**RECORDS SHOWN:**
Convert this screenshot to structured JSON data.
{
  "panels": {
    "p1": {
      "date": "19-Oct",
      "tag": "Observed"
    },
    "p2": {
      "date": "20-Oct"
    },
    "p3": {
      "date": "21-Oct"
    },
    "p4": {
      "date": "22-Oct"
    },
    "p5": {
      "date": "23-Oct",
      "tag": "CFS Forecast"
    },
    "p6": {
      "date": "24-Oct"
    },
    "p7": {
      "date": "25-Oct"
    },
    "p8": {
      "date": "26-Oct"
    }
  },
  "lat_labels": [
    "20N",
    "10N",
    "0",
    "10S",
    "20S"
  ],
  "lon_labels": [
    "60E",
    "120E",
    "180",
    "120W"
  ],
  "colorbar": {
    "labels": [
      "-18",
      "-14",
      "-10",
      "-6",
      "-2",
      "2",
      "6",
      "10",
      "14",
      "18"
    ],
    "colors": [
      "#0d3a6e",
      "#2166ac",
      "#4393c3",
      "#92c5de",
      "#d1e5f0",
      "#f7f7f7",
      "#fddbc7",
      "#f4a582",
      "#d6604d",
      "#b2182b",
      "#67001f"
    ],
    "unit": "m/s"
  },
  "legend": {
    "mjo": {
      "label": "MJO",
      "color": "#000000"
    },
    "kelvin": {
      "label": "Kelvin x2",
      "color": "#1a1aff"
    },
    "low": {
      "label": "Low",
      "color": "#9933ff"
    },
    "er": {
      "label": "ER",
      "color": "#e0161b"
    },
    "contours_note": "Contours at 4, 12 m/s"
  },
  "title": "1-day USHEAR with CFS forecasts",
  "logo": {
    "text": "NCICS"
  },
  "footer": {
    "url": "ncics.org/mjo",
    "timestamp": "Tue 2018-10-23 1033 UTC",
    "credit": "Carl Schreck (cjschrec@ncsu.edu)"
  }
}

**PROBLEM STATEMENT:** Read the entries above, then pull out the lines that include "date".

**RESPONSE TO THE EXERCISE:**
      "date": "19-Oct",
      "date": "20-Oct"
      "date": "21-Oct"
      "date": "22-Oct"
      "date": "23-Oct",
      "date": "24-Oct"
      "date": "25-Oct"
      "date": "26-Oct"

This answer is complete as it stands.